### Инструкции к работе
**A)** Какие имена собственные встречаются в отрывке об исламской умме и арабских завоевателях? Перечислите их все.
**B)** Напишите продолжение отрывка об исламской умме и арабских завоевателях, начав сразу после его последнего предложения.

### Отрывок
Даже если правы те, кто полагают, что первоначально Коран ад­ресовался только арабам [Sourdel 1983: 30], он нес универсальное по­слание всему человечеству и, следовательно, с самого начала имел потенциал для будущей интеграции победителей и побежденных. Он содержал или развил концепцию «умма», надплеменной и надэтнической общины верующих, из которой никого нельзя было исключить по этническим или социальным причинам и в которую люди прини­мались лишь на основании их религиозной принадлежности. Несмот­ря на первоначальное желание арабских завоевателей рассматривать ислам как свою национальную веру и оправдание их привилегий и вопреки тому, что первые халифы, такие, как Омар и, позднее, Омей-яды, стремились поддерживать социальное превосходство арабов над покоренными народами, империя, построенная на имплицидном ре­лигиозном универсализме, была плохо приспособлена для утвержде­ния принципа главенства лишь одной этнической группы в социаль­ной пирамиде. «Развод ислама с арабским этноцентризмом» [Von Grunenbaum 1976: 443] был неизбежен.

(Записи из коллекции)

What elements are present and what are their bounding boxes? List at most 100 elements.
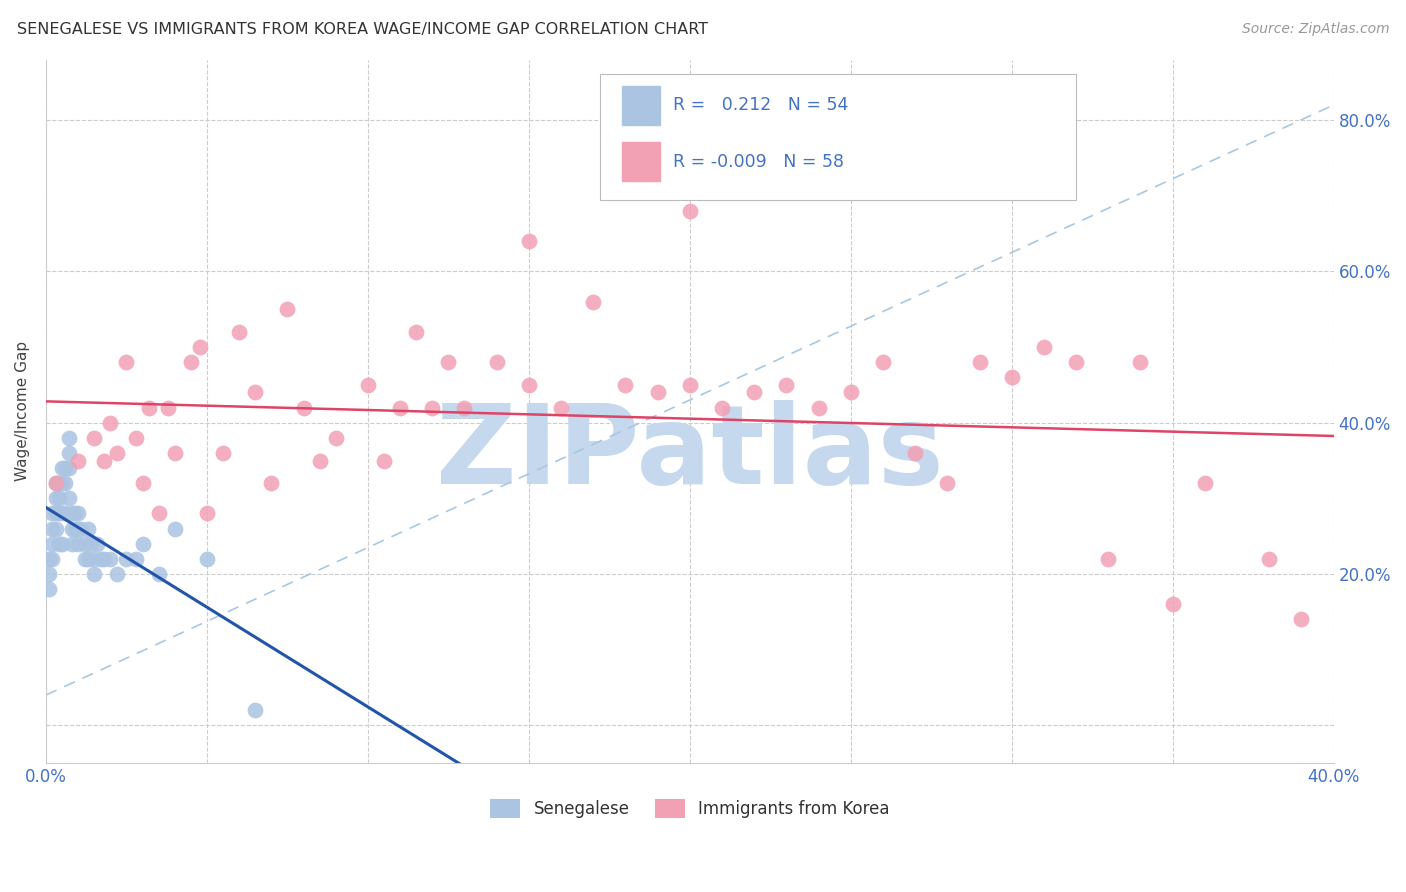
- Point: [163, 522, 186, 536]
- Point: [98, 416, 121, 430]
- Point: [115, 552, 138, 566]
- Point: [517, 377, 540, 392]
- Point: [38, 582, 60, 596]
- Point: [38, 552, 60, 566]
- Point: [125, 431, 148, 445]
- Point: [51, 507, 73, 521]
- FancyBboxPatch shape: [600, 74, 1076, 201]
- Point: [63, 522, 86, 536]
- Point: [73, 537, 96, 551]
- Point: [51, 461, 73, 475]
- Point: [807, 401, 830, 415]
- Point: [53, 476, 76, 491]
- Point: [70, 522, 93, 536]
- Point: [83, 431, 105, 445]
- Point: [38, 567, 60, 582]
- Point: [936, 476, 959, 491]
- Point: [105, 567, 128, 582]
- Point: [48, 507, 70, 521]
- Point: [48, 537, 70, 551]
- Point: [125, 552, 148, 566]
- Point: [357, 377, 380, 392]
- Point: [1001, 370, 1024, 384]
- Text: R =   0.212   N = 54: R = 0.212 N = 54: [673, 96, 848, 114]
- Point: [195, 507, 218, 521]
- Text: R = -0.009   N = 58: R = -0.009 N = 58: [673, 153, 844, 170]
- Point: [90, 552, 112, 566]
- Y-axis label: Wage/Income Gap: Wage/Income Gap: [15, 342, 30, 482]
- Point: [517, 234, 540, 248]
- Point: [872, 355, 894, 369]
- Point: [276, 302, 298, 317]
- Point: [76, 522, 98, 536]
- Point: [1032, 340, 1054, 354]
- Point: [904, 446, 927, 460]
- Point: [550, 401, 572, 415]
- Point: [58, 431, 80, 445]
- Point: [138, 401, 160, 415]
- Point: [157, 401, 180, 415]
- Point: [60, 522, 83, 536]
- Point: [1258, 552, 1281, 566]
- Point: [647, 385, 669, 400]
- Point: [67, 537, 90, 551]
- Point: [45, 476, 67, 491]
- Point: [582, 294, 605, 309]
- Point: [614, 377, 637, 392]
- Point: [742, 385, 765, 400]
- Point: [60, 507, 83, 521]
- Point: [180, 355, 202, 369]
- Point: [98, 552, 121, 566]
- Point: [93, 552, 115, 566]
- Point: [711, 401, 734, 415]
- Point: [93, 453, 115, 467]
- Point: [1291, 612, 1313, 626]
- Point: [190, 340, 212, 354]
- Point: [45, 476, 67, 491]
- Point: [80, 537, 103, 551]
- Text: Source: ZipAtlas.com: Source: ZipAtlas.com: [1241, 22, 1389, 37]
- Text: ZIPatlas: ZIPatlas: [436, 401, 943, 507]
- Point: [67, 507, 90, 521]
- Point: [51, 537, 73, 551]
- Point: [53, 461, 76, 475]
- Point: [60, 537, 83, 551]
- Point: [51, 476, 73, 491]
- Point: [48, 491, 70, 506]
- Point: [148, 567, 170, 582]
- Point: [485, 355, 508, 369]
- Point: [405, 325, 427, 339]
- Point: [41, 537, 63, 551]
- Point: [195, 552, 218, 566]
- Bar: [621, 86, 661, 125]
- Legend: Senegalese, Immigrants from Korea: Senegalese, Immigrants from Korea: [484, 793, 896, 825]
- Point: [83, 567, 105, 582]
- Point: [373, 453, 395, 467]
- Point: [45, 522, 67, 536]
- Point: [83, 552, 105, 566]
- Point: [453, 401, 475, 415]
- Point: [1064, 355, 1087, 369]
- Point: [86, 537, 108, 551]
- Point: [105, 446, 128, 460]
- Point: [76, 552, 98, 566]
- Point: [41, 552, 63, 566]
- Point: [212, 446, 235, 460]
- Point: [148, 507, 170, 521]
- Point: [292, 401, 315, 415]
- Point: [48, 476, 70, 491]
- Point: [1194, 476, 1216, 491]
- Point: [73, 552, 96, 566]
- Point: [679, 377, 702, 392]
- Point: [115, 355, 138, 369]
- Point: [1161, 597, 1184, 611]
- Point: [58, 491, 80, 506]
- Point: [325, 431, 347, 445]
- Point: [131, 476, 153, 491]
- Point: [53, 507, 76, 521]
- Point: [389, 401, 412, 415]
- Point: [245, 703, 267, 717]
- Point: [245, 385, 267, 400]
- Point: [1129, 355, 1152, 369]
- Point: [163, 446, 186, 460]
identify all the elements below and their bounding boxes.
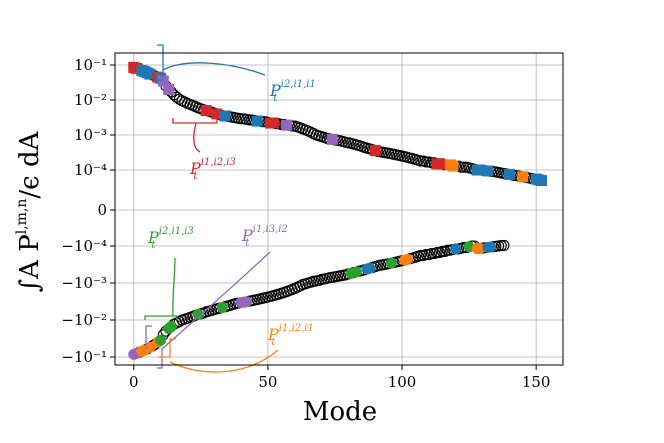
data-point-filled — [216, 302, 228, 314]
data-point-open — [420, 248, 432, 261]
y-tick-label: 10⁻² — [74, 91, 107, 109]
blue-annotation-sup: i2,i1,i1 — [281, 79, 316, 90]
data-point-filled — [350, 266, 362, 278]
y-tick-label: −10⁻² — [61, 311, 107, 329]
y-tick-label: 10⁻¹ — [74, 56, 107, 74]
data-point-square — [517, 171, 529, 183]
data-point-open — [415, 155, 427, 167]
y-tick-label: −10⁻¹ — [61, 348, 107, 366]
data-point-filled — [364, 262, 376, 274]
data-point-square — [163, 83, 175, 95]
data-point-square — [434, 158, 446, 170]
data-point-open — [415, 249, 427, 261]
orange-annotation-sup: i1,i2,i1 — [279, 323, 314, 334]
data-point-filled — [155, 334, 167, 346]
red-annotation-sub: t — [193, 171, 198, 182]
y-tick-label: 0 — [97, 201, 107, 219]
data-point-open — [426, 248, 438, 260]
data-point-open — [235, 113, 247, 125]
data-point-filled — [144, 341, 156, 353]
green-annotation-label: Pi2,i1,i3 t — [147, 226, 194, 251]
svg-text:∫A Pl,m,n/ϵ dA: ∫A Pl,m,n/ϵ dA — [14, 130, 45, 292]
orange-annotation-sub: t — [271, 337, 276, 348]
orange-annotation-symbol: P — [267, 325, 279, 344]
x-tick-label: 150 — [522, 373, 551, 391]
data-point-filled — [401, 253, 413, 265]
data-point-square — [211, 108, 223, 120]
data-point-square — [447, 160, 459, 172]
y-axis-title: ∫A Pl,m,n/ϵ dA — [14, 130, 45, 292]
purple-annotation-sub: t — [245, 238, 250, 249]
data-point-open — [436, 245, 448, 257]
purple-annotation-symbol: P — [241, 226, 253, 245]
data-point-square — [144, 68, 156, 80]
green-annotation-sup: i2,i1,i3 — [159, 226, 194, 237]
data-point-open — [420, 156, 432, 168]
x-tick-label: 100 — [388, 373, 417, 391]
red-annotation-sup: i1,i2,i3 — [201, 157, 236, 168]
data-point-square — [326, 133, 338, 145]
x-axis-ticks: 0 50 100 150 — [129, 365, 550, 391]
data-point-filled — [450, 243, 462, 255]
data-point-open — [431, 246, 443, 259]
blue-annotation-symbol: P — [269, 81, 281, 100]
data-point-filled — [240, 296, 252, 308]
data-point-square — [219, 110, 231, 122]
x-axis-title: Mode — [303, 397, 377, 427]
purple-annotation-sup: i1,i3,i2 — [253, 224, 288, 235]
y-tick-label: −10⁻³ — [61, 274, 107, 292]
data-point-filled — [474, 242, 486, 254]
data-point-square — [503, 168, 515, 180]
data-point-filled — [165, 321, 177, 333]
orange-annotation-leader — [158, 338, 279, 373]
green-annotation-sub: t — [151, 240, 156, 251]
data-point-open — [458, 161, 470, 173]
y-axis-ticks: 10⁻¹ 10⁻² 10⁻³ 10⁻⁴ 0 −10⁻⁴ −10⁻³ −10⁻² −10⁻¹ — [61, 56, 115, 366]
data-point-filled — [192, 308, 204, 320]
data-point-square — [251, 115, 263, 127]
data-point-square — [536, 175, 548, 187]
blue-annotation-sub: t — [273, 93, 278, 104]
axes-frame — [114, 52, 564, 366]
x-tick-label: 50 — [258, 373, 277, 391]
data-point-square — [482, 165, 494, 177]
data-point-open — [171, 91, 183, 103]
data-point-square — [474, 164, 486, 176]
y-tick-label: 10⁻⁴ — [74, 161, 107, 179]
data-points — [128, 61, 548, 360]
data-point-square — [200, 105, 212, 117]
data-point-open — [173, 315, 185, 328]
y-tick-label: −10⁻⁴ — [61, 237, 107, 255]
orange-annotation-label: Pi1,i2,i1 t — [267, 323, 314, 348]
purple-annotation-label: Pi1,i3,i2 t — [241, 224, 288, 249]
data-point-filled — [385, 257, 397, 269]
blue-annotation-leader — [157, 44, 266, 81]
y-axis-title-suffix: /ϵ dA — [15, 130, 45, 198]
data-point-square — [157, 75, 169, 87]
data-point-square — [369, 145, 381, 157]
data-point-square — [281, 119, 293, 131]
data-point-square — [267, 117, 279, 129]
x-tick-label: 0 — [129, 373, 139, 391]
y-axis-title-sup: l,m,n — [14, 199, 30, 235]
green-annotation-leader — [144, 257, 178, 320]
red-annotation-symbol: P — [189, 159, 201, 178]
y-axis-title-main: ∫A P — [15, 234, 45, 292]
data-point-open — [307, 128, 320, 140]
data-point-filled — [485, 241, 497, 253]
green-annotation-symbol: P — [147, 228, 159, 247]
red-annotation-leader — [172, 118, 218, 153]
red-annotation-label: Pi1,i2,i3 t — [189, 157, 236, 182]
blue-annotation-label: Pi2,i1,i1 t — [269, 79, 316, 104]
y-tick-label: 10⁻³ — [74, 126, 107, 144]
data-point-open — [498, 239, 510, 251]
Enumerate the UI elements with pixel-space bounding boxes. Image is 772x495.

### Ответы
**A)** Коран, Sourdel, Омар, Омейяды, Von Grunenbaum

**B)**
Основа монгольской религии делала такое невозможным. Монго­лы никогда не претендовали на обладание высшей истиной, исклю­чающей все остальные. Знакомство арабов с различными мировыми религиями привело к отрицанию их всех. Напротив, монголы призна­вали их как альтернативных носителей божьей истины. Отсюда выте­кало разное отношение арабов и монголов к другим религиям. Мон­голы никогда не рассматривали другие религии как идеологических противников или конкурентов своей этнической веры. Они были весьма открыты другим верам при условии, что их носители не пре­тендовали на политическую власть. Как только монголы ощутили по­литическую необходимость интеграции с покоренными народами, для них стал возможен лишь один путь: принятие религий побежденных. Эти религии очень различались и в силу этого сыграли роль в дезин­теграции не Монгольской империи как таковой, поскольку она уже распалась, а монгольского сообщества.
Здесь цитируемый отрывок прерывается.